### Your goal:
Work through the data line by line, gathering every line that has the word "name".

══ Data listing

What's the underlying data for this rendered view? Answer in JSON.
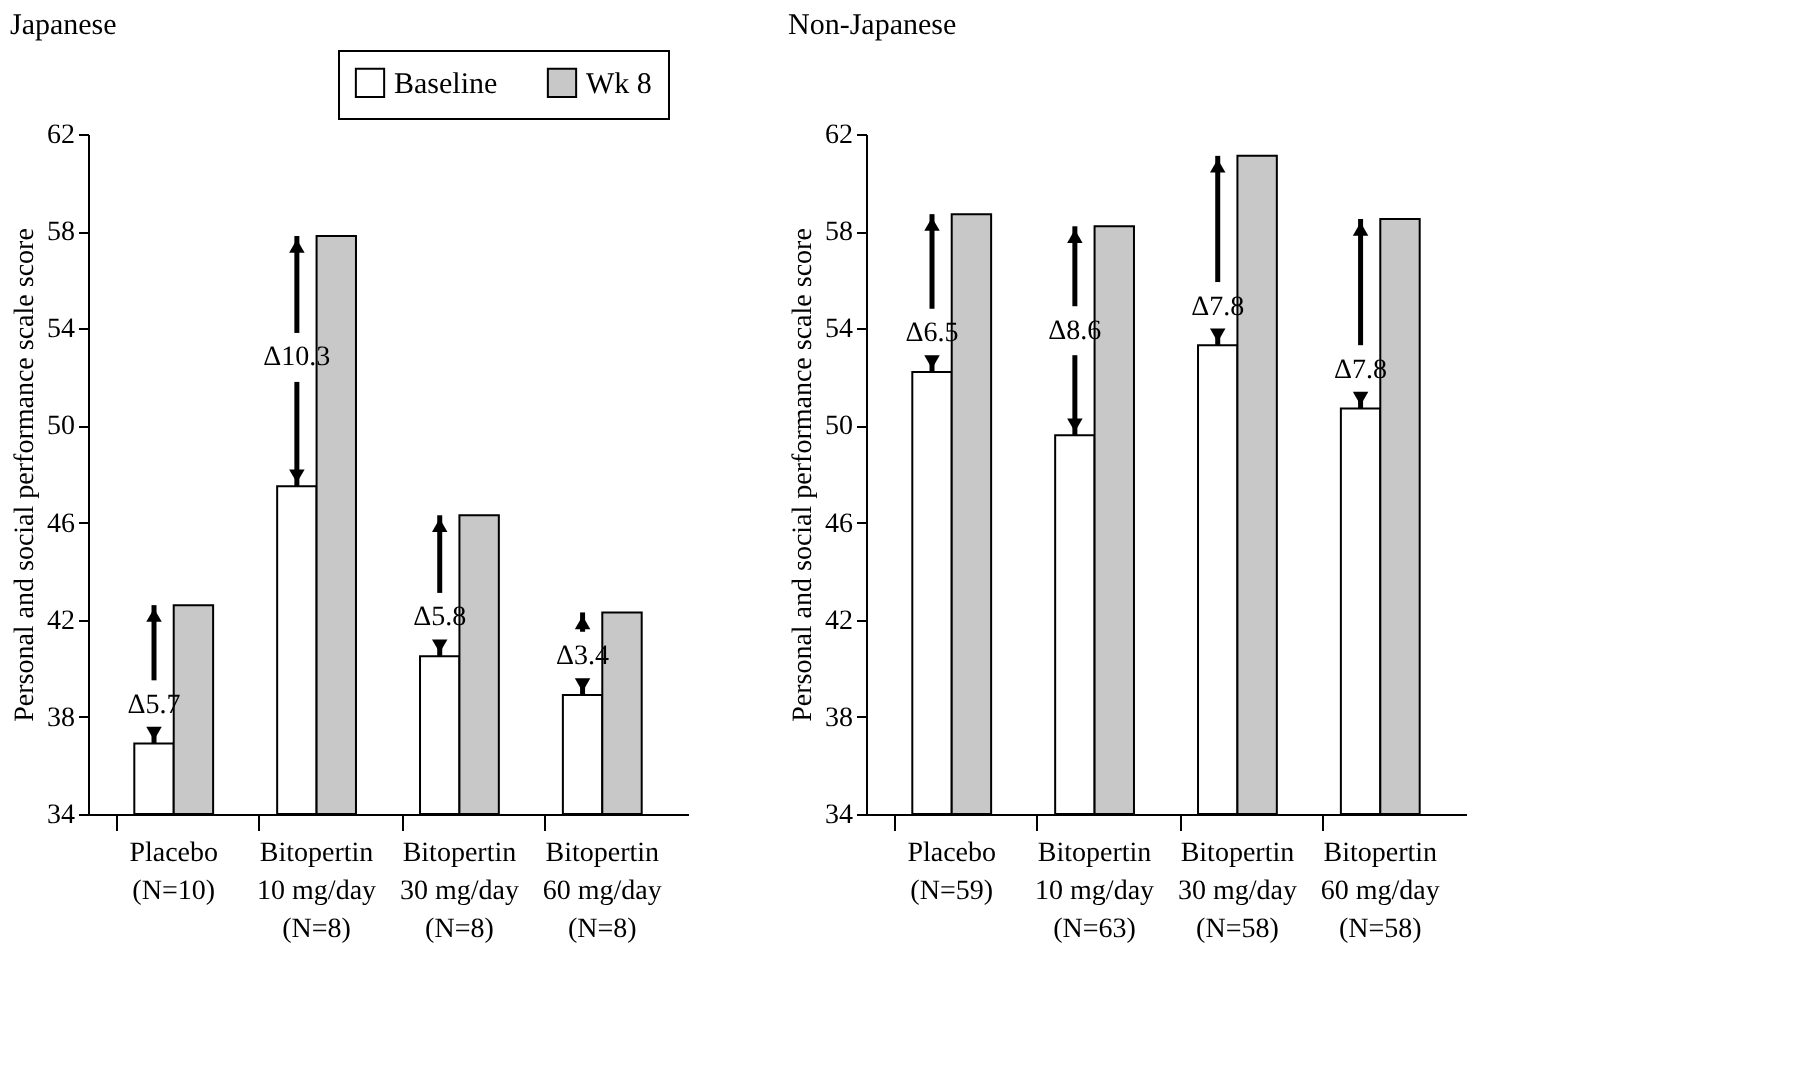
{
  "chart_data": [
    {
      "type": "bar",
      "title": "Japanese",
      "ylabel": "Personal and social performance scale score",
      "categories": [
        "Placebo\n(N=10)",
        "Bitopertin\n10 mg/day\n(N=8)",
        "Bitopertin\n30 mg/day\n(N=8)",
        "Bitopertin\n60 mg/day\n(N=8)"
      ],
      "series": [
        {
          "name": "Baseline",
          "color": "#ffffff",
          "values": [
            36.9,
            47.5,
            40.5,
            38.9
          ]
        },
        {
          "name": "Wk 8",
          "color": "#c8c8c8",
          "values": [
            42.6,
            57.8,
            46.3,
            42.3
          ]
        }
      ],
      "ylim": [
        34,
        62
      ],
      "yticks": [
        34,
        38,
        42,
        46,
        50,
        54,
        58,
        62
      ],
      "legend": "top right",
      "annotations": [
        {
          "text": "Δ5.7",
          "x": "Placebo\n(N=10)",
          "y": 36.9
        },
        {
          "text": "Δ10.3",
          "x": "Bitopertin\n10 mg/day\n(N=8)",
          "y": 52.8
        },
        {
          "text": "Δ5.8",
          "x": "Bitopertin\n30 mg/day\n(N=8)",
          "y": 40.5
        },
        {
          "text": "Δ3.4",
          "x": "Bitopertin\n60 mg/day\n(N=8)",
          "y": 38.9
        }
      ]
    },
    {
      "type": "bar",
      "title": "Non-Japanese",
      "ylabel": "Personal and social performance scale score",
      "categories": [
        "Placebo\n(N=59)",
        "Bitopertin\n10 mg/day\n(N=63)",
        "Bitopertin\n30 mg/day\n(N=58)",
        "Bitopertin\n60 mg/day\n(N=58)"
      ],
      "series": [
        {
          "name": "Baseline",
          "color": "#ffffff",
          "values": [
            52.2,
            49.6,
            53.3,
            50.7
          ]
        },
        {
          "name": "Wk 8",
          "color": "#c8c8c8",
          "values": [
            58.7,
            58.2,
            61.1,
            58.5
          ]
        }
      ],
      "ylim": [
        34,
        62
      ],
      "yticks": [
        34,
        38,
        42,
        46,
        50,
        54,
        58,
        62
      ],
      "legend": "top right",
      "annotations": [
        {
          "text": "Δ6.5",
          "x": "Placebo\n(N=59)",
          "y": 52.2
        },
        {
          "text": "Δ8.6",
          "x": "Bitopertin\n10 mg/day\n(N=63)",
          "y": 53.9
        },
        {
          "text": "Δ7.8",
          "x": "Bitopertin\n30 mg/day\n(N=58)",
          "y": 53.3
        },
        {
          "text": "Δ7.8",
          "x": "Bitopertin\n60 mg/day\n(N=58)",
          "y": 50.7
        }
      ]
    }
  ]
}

════
══ Data listing

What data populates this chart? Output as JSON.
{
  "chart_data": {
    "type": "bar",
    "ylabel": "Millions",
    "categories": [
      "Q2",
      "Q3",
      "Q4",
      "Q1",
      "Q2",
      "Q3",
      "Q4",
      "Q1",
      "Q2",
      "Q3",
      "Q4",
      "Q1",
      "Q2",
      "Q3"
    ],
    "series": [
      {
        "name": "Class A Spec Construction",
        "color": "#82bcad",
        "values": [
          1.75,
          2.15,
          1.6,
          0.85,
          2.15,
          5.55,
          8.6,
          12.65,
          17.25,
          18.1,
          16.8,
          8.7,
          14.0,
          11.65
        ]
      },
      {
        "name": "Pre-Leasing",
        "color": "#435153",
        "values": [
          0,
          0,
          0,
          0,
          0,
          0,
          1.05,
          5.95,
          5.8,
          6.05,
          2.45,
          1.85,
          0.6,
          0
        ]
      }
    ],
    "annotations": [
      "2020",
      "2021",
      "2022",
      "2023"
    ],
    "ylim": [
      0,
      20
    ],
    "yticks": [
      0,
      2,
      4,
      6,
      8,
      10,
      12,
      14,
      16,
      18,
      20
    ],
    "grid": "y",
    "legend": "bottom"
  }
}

════
══ Data listing

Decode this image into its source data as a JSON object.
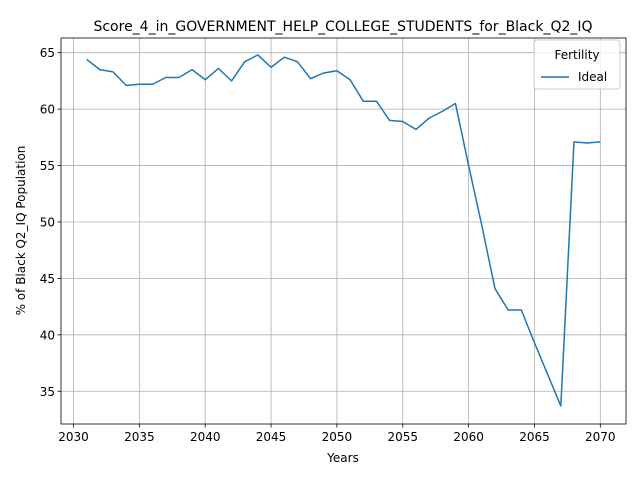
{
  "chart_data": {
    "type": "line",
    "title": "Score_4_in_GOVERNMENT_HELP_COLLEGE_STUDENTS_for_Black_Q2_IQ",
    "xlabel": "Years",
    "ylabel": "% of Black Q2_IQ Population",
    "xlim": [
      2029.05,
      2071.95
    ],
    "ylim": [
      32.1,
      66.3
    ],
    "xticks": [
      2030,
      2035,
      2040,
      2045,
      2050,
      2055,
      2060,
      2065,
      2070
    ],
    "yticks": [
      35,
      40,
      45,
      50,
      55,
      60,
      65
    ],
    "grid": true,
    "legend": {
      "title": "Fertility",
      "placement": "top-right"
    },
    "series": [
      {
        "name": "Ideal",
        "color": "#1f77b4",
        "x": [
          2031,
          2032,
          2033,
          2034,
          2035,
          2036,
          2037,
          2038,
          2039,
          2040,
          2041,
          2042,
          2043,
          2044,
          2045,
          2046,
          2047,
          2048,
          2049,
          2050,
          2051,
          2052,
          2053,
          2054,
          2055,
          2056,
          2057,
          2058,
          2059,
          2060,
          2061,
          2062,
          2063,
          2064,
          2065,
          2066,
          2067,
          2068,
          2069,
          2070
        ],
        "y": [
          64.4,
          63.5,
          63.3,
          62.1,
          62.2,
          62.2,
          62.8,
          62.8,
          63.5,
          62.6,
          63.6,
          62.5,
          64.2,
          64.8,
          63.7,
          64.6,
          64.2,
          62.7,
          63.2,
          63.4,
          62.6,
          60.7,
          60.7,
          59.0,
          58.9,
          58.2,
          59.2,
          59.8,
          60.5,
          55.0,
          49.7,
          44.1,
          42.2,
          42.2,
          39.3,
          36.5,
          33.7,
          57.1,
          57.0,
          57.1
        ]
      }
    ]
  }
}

════

### Output below:
          "name": "Baseline",
          "name": "Wk 8",
          "name": "Baseline",
          "name": "Wk 8",
        "name": "Class A Spec Construction",
        "name": "Pre-Leasing",
        "name": "Ideal",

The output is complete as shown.